Task inputs →
┌────────

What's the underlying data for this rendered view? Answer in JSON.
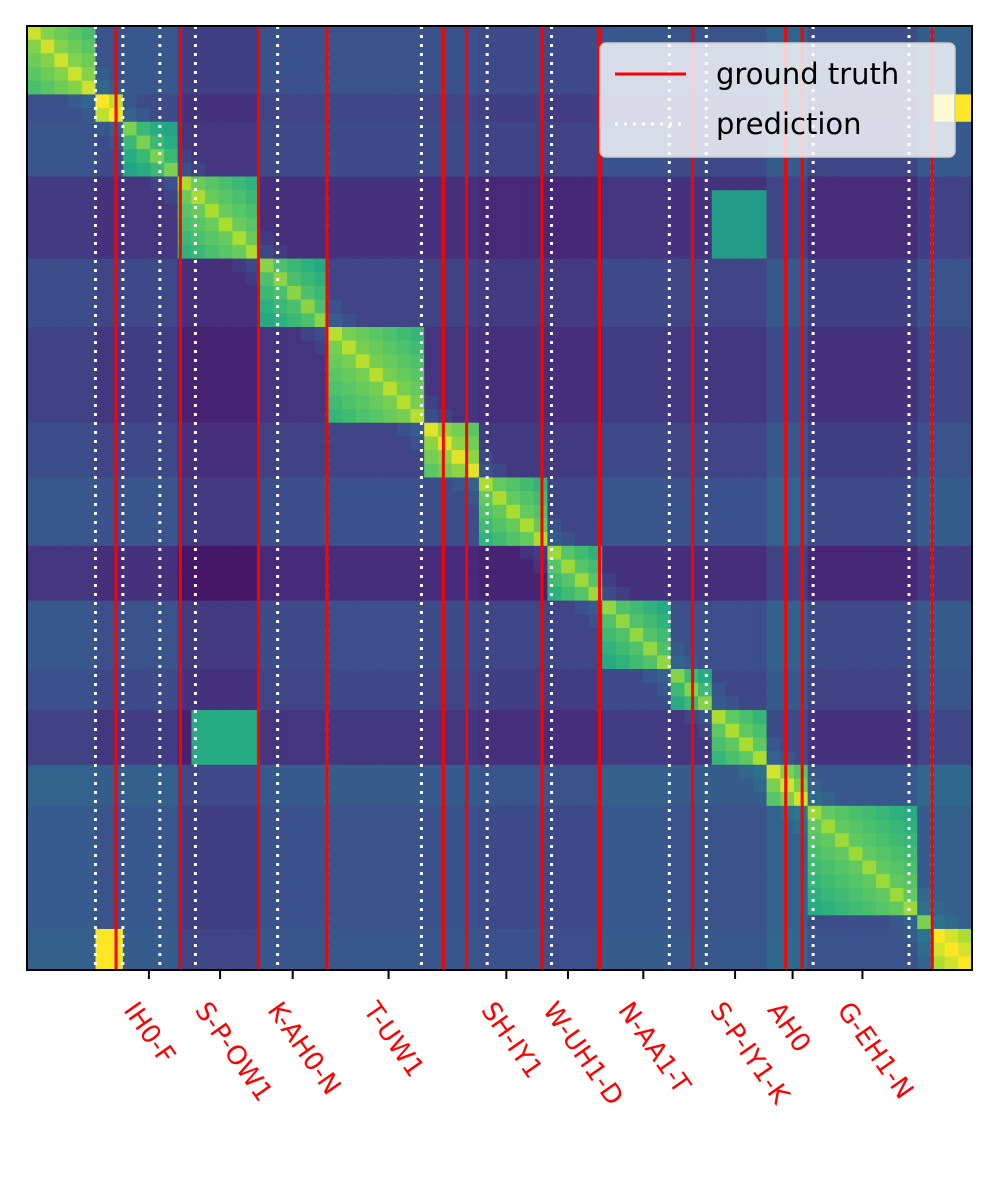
{
  "chart_data": {
    "type": "heatmap",
    "description_of_axes": "",
    "n_frames": 69,
    "colormap": "viridis",
    "xlim": [
      0,
      69
    ],
    "ylim": [
      0,
      69
    ],
    "diagonal_blocks": [
      {
        "start": 0,
        "end": 5,
        "level": 0.85
      },
      {
        "start": 5,
        "end": 7,
        "level": 1.0
      },
      {
        "start": 7,
        "end": 11,
        "level": 0.72
      },
      {
        "start": 11,
        "end": 17,
        "level": 0.8
      },
      {
        "start": 17,
        "end": 22,
        "level": 0.75
      },
      {
        "start": 22,
        "end": 29,
        "level": 0.82
      },
      {
        "start": 29,
        "end": 33,
        "level": 0.88
      },
      {
        "start": 33,
        "end": 38,
        "level": 0.8
      },
      {
        "start": 38,
        "end": 42,
        "level": 0.78
      },
      {
        "start": 42,
        "end": 47,
        "level": 0.76
      },
      {
        "start": 47,
        "end": 50,
        "level": 0.74
      },
      {
        "start": 50,
        "end": 54,
        "level": 0.8
      },
      {
        "start": 54,
        "end": 57,
        "level": 0.86
      },
      {
        "start": 57,
        "end": 65,
        "level": 0.78
      },
      {
        "start": 65,
        "end": 66,
        "level": 0.72
      },
      {
        "start": 66,
        "end": 69,
        "level": 1.0
      }
    ],
    "off_diagonal_blocks": [
      {
        "rows": [
          12,
          17
        ],
        "cols": [
          50,
          54
        ],
        "level": 0.55
      },
      {
        "rows": [
          50,
          54
        ],
        "cols": [
          12,
          17
        ],
        "level": 0.62
      },
      {
        "rows": [
          66,
          69
        ],
        "cols": [
          5,
          7
        ],
        "level": 1.0
      },
      {
        "rows": [
          5,
          7
        ],
        "cols": [
          66,
          69
        ],
        "level": 1.0
      }
    ],
    "ground_truth_boundaries": [
      6.5,
      11.2,
      16.9,
      21.9,
      30.4,
      32.1,
      37.6,
      41.8,
      48.6,
      55.4,
      56.6,
      66.1
    ],
    "prediction_boundaries": [
      5.0,
      7.0,
      9.7,
      12.3,
      18.3,
      21.9,
      28.8,
      33.6,
      38.3,
      41.8,
      46.9,
      49.6,
      57.4,
      64.4,
      66.1
    ],
    "tick_labels": [
      {
        "position": 8.9,
        "label": "IH0-F"
      },
      {
        "position": 14.1,
        "label": "S-P-OW1"
      },
      {
        "position": 19.4,
        "label": "K-AH0-N"
      },
      {
        "position": 26.4,
        "label": "T-UW1"
      },
      {
        "position": 35.0,
        "label": "SH-IY1"
      },
      {
        "position": 39.5,
        "label": "W-UH1-D"
      },
      {
        "position": 45.0,
        "label": "N-AA1-T"
      },
      {
        "position": 51.7,
        "label": "S-P-IY1-K"
      },
      {
        "position": 55.9,
        "label": "AH0"
      },
      {
        "position": 61.0,
        "label": "G-EH1-N"
      }
    ],
    "legend": {
      "placement": "top-right",
      "entries": [
        {
          "label": "ground truth",
          "style": "solid",
          "color": "#ff0000"
        },
        {
          "label": "prediction",
          "style": "dotted",
          "color": "#ffffff"
        }
      ]
    },
    "colors": {
      "ground_truth": "#ff0000",
      "prediction": "#ffffff",
      "tick_label": "#ff0000"
    }
  }
}
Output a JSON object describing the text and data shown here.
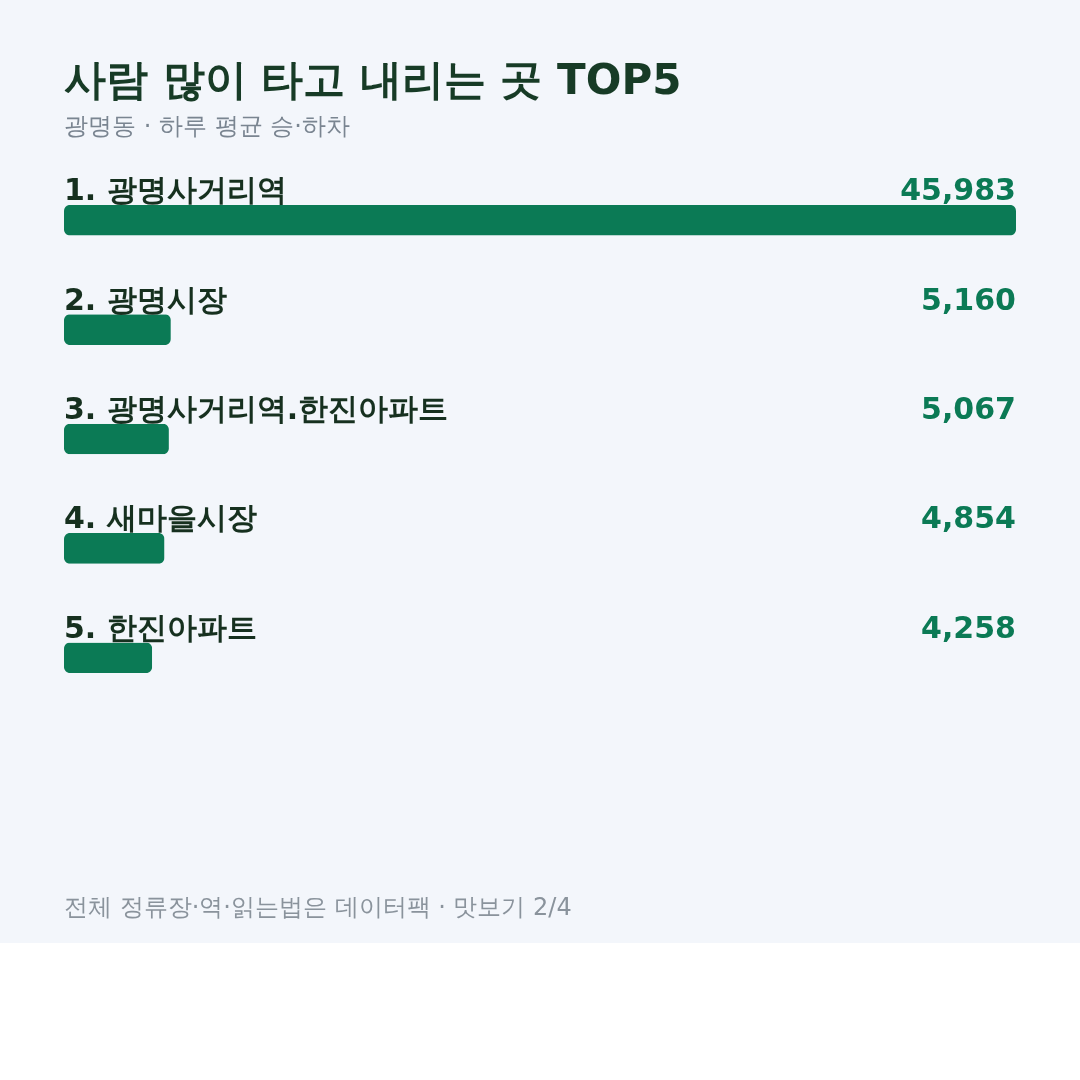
{
  "chart_data": {
    "type": "bar",
    "orientation": "horizontal",
    "title": "사람 많이 타고 내리는 곳 TOP5",
    "subtitle": "광명동 · 하루 평균 승·하차",
    "categories": [
      "1.  광명사거리역",
      "2.  광명시장",
      "3.  광명사거리역.한진아파트",
      "4.  새마을시장",
      "5.  한진아파트"
    ],
    "values": [
      45983,
      5160,
      5067,
      4854,
      4258
    ],
    "color": "#0b7a55",
    "value_labels": [
      "45,983",
      "5,160",
      "5,067",
      "4,854",
      "4,258"
    ],
    "annotations": [
      "전체 정류장·역·읽는법은 데이터팩 · 맛보기 2/4"
    ]
  }
}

└────────

Stated goal → Return the records exactly. Don't carry the pictures over.

Written response →
What's the underlying data for this rendered view? Answer in JSON.
{
  "chart_data": {
    "type": "heatmap",
    "description_of_axes": "",
    "n_frames": 69,
    "colormap": "viridis",
    "xlim": [
      0,
      69
    ],
    "ylim": [
      0,
      69
    ],
    "diagonal_blocks": [
      {
        "start": 0,
        "end": 5,
        "level": 0.85
      },
      {
        "start": 5,
        "end": 7,
        "level": 1.0
      },
      {
        "start": 7,
        "end": 11,
        "level": 0.72
      },
      {
        "start": 11,
        "end": 17,
        "level": 0.8
      },
      {
        "start": 17,
        "end": 22,
        "level": 0.75
      },
      {
        "start": 22,
        "end": 29,
        "level": 0.82
      },
      {
        "start": 29,
        "end": 33,
        "level": 0.88
      },
      {
        "start": 33,
        "end": 38,
        "level": 0.8
      },
      {
        "start": 38,
        "end": 42,
        "level": 0.78
      },
      {
        "start": 42,
        "end": 47,
        "level": 0.76
      },
      {
        "start": 47,
        "end": 50,
        "level": 0.74
      },
      {
        "start": 50,
        "end": 54,
        "level": 0.8
      },
      {
        "start": 54,
        "end": 57,
        "level": 0.86
      },
      {
        "start": 57,
        "end": 65,
        "level": 0.78
      },
      {
        "start": 65,
        "end": 66,
        "level": 0.72
      },
      {
        "start": 66,
        "end": 69,
        "level": 1.0
      }
    ],
    "off_diagonal_blocks": [
      {
        "rows": [
          12,
          17
        ],
        "cols": [
          50,
          54
        ],
        "level": 0.55
      },
      {
        "rows": [
          50,
          54
        ],
        "cols": [
          12,
          17
        ],
        "level": 0.62
      },
      {
        "rows": [
          66,
          69
        ],
        "cols": [
          5,
          7
        ],
        "level": 1.0
      },
      {
        "rows": [
          5,
          7
        ],
        "cols": [
          66,
          69
        ],
        "level": 1.0
      }
    ],
    "ground_truth_boundaries": [
      6.5,
      11.2,
      16.9,
      21.9,
      30.4,
      32.1,
      37.6,
      41.8,
      48.6,
      55.4,
      56.6,
      66.1
    ],
    "prediction_boundaries": [
      5.0,
      7.0,
      9.7,
      12.3,
      18.3,
      21.9,
      28.8,
      33.6,
      38.3,
      41.8,
      46.9,
      49.6,
      57.4,
      64.4,
      66.1
    ],
    "tick_labels": [
      {
        "position": 8.9,
        "label": "IH0-F"
      },
      {
        "position": 14.1,
        "label": "S-P-OW1"
      },
      {
        "position": 19.4,
        "label": "K-AH0-N"
      },
      {
        "position": 26.4,
        "label": "T-UW1"
      },
      {
        "position": 35.0,
        "label": "SH-IY1"
      },
      {
        "position": 39.5,
        "label": "W-UH1-D"
      },
      {
        "position": 45.0,
        "label": "N-AA1-T"
      },
      {
        "position": 51.7,
        "label": "S-P-IY1-K"
      },
      {
        "position": 55.9,
        "label": "AH0"
      },
      {
        "position": 61.0,
        "label": "G-EH1-N"
      }
    ],
    "legend": {
      "placement": "top-right",
      "entries": [
        {
          "label": "ground truth",
          "style": "solid",
          "color": "#ff0000"
        },
        {
          "label": "prediction",
          "style": "dotted",
          "color": "#ffffff"
        }
      ]
    },
    "colors": {
      "ground_truth": "#ff0000",
      "prediction": "#ffffff",
      "tick_label": "#ff0000"
    }
  }
}
Output a JSON object describing the text and data shown here.
{
  "chart_data": {
    "type": "bar",
    "orientation": "horizontal",
    "title": "사람 많이 타고 내리는 곳 TOP5",
    "subtitle": "광명동 · 하루 평균 승·하차",
    "categories": [
      "1.  광명사거리역",
      "2.  광명시장",
      "3.  광명사거리역.한진아파트",
      "4.  새마을시장",
      "5.  한진아파트"
    ],
    "values": [
      45983,
      5160,
      5067,
      4854,
      4258
    ],
    "color": "#0b7a55",
    "value_labels": [
      "45,983",
      "5,160",
      "5,067",
      "4,854",
      "4,258"
    ],
    "annotations": [
      "전체 정류장·역·읽는법은 데이터팩 · 맛보기 2/4"
    ]
  }
}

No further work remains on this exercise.